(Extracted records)
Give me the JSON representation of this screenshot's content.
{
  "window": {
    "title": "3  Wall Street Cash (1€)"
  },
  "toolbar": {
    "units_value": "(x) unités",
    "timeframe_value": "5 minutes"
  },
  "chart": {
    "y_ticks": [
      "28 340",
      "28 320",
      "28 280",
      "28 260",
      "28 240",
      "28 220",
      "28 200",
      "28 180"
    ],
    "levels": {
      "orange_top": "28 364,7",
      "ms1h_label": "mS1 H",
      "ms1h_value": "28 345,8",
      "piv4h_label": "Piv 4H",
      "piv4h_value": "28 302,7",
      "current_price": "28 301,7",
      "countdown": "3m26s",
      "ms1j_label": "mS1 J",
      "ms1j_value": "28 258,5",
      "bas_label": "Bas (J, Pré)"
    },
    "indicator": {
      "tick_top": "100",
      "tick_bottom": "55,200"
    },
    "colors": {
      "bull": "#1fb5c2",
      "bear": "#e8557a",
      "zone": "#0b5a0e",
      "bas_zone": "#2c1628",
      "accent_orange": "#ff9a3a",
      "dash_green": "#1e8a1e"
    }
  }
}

(Problem to solve):
Write the data from above out again, exactly.

(Answer to this task):
Give me the JSON representation of this screenshot's content.
{
  "window": {
    "title": "3  Wall Street Cash (1€)"
  },
  "toolbar": {
    "units_value": "(x) unités",
    "timeframe_value": "5 minutes"
  },
  "chart": {
    "y_ticks": [
      "28 340",
      "28 320",
      "28 280",
      "28 260",
      "28 240",
      "28 220",
      "28 200",
      "28 180"
    ],
    "levels": {
      "orange_top": "28 364,7",
      "ms1h_label": "mS1 H",
      "ms1h_value": "28 345,8",
      "piv4h_label": "Piv 4H",
      "piv4h_value": "28 302,7",
      "current_price": "28 301,7",
      "countdown": "3m26s",
      "ms1j_label": "mS1 J",
      "ms1j_value": "28 258,5",
      "bas_label": "Bas (J, Pré)"
    },
    "indicator": {
      "tick_top": "100",
      "tick_bottom": "55,200"
    },
    "colors": {
      "bull": "#1fb5c2",
      "bear": "#e8557a",
      "zone": "#0b5a0e",
      "bas_zone": "#2c1628",
      "accent_orange": "#ff9a3a",
      "dash_green": "#1e8a1e"
    }
  }
}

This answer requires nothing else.